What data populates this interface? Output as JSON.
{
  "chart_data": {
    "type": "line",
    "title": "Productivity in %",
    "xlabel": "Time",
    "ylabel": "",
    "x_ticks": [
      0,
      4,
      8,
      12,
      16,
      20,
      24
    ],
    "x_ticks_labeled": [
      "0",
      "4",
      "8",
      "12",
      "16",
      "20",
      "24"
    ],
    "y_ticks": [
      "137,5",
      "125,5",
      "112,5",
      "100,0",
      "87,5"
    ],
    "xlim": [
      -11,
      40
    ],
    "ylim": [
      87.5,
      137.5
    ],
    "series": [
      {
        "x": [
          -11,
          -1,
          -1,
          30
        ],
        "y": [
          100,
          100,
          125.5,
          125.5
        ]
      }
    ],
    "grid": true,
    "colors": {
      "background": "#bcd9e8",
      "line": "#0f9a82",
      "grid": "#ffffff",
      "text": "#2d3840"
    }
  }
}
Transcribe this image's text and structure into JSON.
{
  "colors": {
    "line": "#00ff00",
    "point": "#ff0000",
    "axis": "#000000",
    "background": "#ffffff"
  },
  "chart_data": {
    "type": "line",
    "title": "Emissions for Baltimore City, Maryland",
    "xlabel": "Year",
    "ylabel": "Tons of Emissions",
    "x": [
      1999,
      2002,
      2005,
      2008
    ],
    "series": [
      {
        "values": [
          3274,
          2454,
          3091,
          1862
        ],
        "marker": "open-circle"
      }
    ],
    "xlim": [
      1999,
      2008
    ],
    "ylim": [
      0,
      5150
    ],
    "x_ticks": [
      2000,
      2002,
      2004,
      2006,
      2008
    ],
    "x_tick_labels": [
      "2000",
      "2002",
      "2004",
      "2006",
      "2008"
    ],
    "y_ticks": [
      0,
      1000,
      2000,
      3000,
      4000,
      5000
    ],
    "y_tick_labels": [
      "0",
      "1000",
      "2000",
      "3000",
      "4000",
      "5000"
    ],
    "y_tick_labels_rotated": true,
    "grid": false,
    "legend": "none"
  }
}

==*==

### [Set exercise]
Lines that hold "this" are the ones to copy; find all of them.

### [Response]
What data populates this interface? Output as JSON.
Transcribe this image's text and structure into JSON.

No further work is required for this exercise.